**Stored data:**

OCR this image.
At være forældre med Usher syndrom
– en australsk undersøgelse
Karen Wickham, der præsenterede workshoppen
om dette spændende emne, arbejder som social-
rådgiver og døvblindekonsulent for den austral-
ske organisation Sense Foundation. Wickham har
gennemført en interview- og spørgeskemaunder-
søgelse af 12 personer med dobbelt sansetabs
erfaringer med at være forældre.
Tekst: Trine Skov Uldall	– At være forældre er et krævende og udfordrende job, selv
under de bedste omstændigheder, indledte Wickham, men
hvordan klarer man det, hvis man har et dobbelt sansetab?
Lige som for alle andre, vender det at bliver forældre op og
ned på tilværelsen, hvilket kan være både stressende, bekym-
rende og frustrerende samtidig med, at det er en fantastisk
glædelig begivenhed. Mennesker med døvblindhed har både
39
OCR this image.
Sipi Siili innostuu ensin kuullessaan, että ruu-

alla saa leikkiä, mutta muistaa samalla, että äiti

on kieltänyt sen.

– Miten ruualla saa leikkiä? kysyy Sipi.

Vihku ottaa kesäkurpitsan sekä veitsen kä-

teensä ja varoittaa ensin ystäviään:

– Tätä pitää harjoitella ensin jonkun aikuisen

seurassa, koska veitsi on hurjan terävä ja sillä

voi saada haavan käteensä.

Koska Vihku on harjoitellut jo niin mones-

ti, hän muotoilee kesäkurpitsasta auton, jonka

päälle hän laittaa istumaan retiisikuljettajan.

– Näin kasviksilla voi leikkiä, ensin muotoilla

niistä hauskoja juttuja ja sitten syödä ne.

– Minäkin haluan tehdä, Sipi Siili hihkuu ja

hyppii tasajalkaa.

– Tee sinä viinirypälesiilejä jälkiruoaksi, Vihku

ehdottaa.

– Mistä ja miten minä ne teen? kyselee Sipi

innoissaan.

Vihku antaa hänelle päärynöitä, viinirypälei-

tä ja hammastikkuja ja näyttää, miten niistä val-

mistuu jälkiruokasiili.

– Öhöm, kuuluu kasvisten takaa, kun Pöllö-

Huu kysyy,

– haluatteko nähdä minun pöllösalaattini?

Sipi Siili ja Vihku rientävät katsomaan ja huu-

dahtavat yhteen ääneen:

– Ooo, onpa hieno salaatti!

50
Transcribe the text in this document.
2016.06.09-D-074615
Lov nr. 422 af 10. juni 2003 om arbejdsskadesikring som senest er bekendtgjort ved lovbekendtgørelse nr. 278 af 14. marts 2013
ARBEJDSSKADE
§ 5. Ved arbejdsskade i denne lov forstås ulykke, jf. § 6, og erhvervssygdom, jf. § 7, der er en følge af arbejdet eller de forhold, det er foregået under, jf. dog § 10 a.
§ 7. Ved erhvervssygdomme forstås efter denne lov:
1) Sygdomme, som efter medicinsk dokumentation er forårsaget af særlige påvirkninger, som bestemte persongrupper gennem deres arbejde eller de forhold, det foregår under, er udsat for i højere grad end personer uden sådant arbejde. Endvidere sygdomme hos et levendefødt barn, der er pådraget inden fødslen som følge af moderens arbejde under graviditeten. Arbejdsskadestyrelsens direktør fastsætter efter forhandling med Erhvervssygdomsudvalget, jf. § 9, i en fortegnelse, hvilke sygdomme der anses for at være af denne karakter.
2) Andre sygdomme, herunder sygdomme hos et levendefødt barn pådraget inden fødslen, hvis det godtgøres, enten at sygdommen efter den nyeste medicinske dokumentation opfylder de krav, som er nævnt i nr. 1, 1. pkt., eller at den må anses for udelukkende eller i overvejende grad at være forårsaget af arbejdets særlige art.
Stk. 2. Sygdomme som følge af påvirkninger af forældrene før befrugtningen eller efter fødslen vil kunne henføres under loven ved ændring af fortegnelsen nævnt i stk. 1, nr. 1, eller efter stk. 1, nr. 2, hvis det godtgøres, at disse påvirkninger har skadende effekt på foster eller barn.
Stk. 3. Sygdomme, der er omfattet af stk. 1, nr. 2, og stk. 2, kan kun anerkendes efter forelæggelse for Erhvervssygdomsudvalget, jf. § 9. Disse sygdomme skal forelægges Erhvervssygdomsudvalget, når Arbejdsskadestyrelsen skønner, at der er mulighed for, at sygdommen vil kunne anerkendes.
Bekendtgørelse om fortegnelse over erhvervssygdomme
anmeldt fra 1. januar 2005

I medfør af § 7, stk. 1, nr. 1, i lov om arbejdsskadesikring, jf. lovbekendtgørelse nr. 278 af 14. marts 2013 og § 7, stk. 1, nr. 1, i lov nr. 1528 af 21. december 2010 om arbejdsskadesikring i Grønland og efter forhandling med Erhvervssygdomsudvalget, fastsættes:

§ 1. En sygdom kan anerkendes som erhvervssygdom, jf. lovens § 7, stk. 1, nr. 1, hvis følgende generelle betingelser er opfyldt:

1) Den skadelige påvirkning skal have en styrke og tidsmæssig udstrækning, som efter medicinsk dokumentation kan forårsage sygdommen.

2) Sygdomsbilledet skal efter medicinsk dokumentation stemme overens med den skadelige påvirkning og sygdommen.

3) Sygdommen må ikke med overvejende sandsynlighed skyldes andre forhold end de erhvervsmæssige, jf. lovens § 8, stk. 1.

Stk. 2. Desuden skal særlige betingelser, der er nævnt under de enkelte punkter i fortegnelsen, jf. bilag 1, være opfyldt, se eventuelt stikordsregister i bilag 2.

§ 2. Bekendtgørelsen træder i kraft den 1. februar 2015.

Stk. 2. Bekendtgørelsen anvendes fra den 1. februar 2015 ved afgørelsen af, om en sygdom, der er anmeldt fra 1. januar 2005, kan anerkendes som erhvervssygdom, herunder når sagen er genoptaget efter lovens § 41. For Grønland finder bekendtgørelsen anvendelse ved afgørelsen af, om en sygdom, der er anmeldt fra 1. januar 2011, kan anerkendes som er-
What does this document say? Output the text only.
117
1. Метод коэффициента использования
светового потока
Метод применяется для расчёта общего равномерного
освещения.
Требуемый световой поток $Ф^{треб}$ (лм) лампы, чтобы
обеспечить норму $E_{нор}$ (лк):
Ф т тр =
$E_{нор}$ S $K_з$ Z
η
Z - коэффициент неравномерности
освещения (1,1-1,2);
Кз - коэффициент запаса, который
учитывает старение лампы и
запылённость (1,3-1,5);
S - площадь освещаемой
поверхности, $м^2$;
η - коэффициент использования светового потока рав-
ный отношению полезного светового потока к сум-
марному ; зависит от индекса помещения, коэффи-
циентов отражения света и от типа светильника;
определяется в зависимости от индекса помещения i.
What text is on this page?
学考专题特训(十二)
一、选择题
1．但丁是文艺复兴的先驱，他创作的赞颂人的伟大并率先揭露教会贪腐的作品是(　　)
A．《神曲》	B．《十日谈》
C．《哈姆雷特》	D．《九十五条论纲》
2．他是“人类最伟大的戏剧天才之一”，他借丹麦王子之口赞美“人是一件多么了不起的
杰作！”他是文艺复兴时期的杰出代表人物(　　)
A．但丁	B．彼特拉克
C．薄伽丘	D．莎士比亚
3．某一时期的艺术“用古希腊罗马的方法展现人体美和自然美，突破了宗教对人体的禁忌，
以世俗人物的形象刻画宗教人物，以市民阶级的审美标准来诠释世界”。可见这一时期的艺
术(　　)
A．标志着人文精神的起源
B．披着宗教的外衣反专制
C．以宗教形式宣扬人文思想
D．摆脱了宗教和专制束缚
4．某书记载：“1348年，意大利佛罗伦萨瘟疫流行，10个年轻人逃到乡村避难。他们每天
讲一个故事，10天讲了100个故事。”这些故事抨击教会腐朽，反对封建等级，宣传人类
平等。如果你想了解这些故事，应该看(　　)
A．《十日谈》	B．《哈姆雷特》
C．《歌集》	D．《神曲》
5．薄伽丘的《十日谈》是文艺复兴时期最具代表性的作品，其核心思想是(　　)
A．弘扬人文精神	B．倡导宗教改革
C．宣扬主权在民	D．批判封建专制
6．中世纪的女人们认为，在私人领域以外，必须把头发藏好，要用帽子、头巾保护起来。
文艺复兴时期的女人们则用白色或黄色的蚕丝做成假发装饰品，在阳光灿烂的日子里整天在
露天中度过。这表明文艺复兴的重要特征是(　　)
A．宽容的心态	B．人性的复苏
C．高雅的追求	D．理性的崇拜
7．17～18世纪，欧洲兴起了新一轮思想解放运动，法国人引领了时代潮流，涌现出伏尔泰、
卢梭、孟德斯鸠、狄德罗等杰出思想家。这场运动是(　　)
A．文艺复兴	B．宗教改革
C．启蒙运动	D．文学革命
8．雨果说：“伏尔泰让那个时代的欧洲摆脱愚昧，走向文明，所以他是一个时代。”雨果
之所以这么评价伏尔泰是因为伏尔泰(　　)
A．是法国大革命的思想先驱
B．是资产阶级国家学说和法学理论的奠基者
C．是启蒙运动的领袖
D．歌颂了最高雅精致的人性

**What is asked:** Extract exactly the lines between the line containing "What text is on this page?" and the end of the data, including both.

**Worked answer:**
What text is on this page?
学考专题特训(十二)
一、选择题
1．但丁是文艺复兴的先驱，他创作的赞颂人的伟大并率先揭露教会贪腐的作品是(　　)
A．《神曲》	B．《十日谈》
C．《哈姆雷特》	D．《九十五条论纲》
2．他是“人类最伟大的戏剧天才之一”，他借丹麦王子之口赞美“人是一件多么了不起的
杰作！”他是文艺复兴时期的杰出代表人物(　　)
A．但丁	B．彼特拉克
C．薄伽丘	D．莎士比亚
3．某一时期的艺术“用古希腊罗马的方法展现人体美和自然美，突破了宗教对人体的禁忌，
以世俗人物的形象刻画宗教人物，以市民阶级的审美标准来诠释世界”。可见这一时期的艺
术(　　)
A．标志着人文精神的起源
B．披着宗教的外衣反专制
C．以宗教形式宣扬人文思想
D．摆脱了宗教和专制束缚
4．某书记载：“1348年，意大利佛罗伦萨瘟疫流行，10个年轻人逃到乡村避难。他们每天
讲一个故事，10天讲了100个故事。”这些故事抨击教会腐朽，反对封建等级，宣传人类
平等。如果你想了解这些故事，应该看(　　)
A．《十日谈》	B．《哈姆雷特》
C．《歌集》	D．《神曲》
5．薄伽丘的《十日谈》是文艺复兴时期最具代表性的作品，其核心思想是(　　)
A．弘扬人文精神	B．倡导宗教改革
C．宣扬主权在民	D．批判封建专制
6．中世纪的女人们认为，在私人领域以外，必须把头发藏好，要用帽子、头巾保护起来。
文艺复兴时期的女人们则用白色或黄色的蚕丝做成假发装饰品，在阳光灿烂的日子里整天在
露天中度过。这表明文艺复兴的重要特征是(　　)
A．宽容的心态	B．人性的复苏
C．高雅的追求	D．理性的崇拜
7．17～18世纪，欧洲兴起了新一轮思想解放运动，法国人引领了时代潮流，涌现出伏尔泰、
卢梭、孟德斯鸠、狄德罗等杰出思想家。这场运动是(　　)
A．文艺复兴	B．宗教改革
C．启蒙运动	D．文学革命
8．雨果说：“伏尔泰让那个时代的欧洲摆脱愚昧，走向文明，所以他是一个时代。”雨果
之所以这么评价伏尔泰是因为伏尔泰(　　)
A．是法国大革命的思想先驱
B．是资产阶级国家学说和法学理论的奠基者
C．是启蒙运动的领袖
D．歌颂了最高雅精致的人性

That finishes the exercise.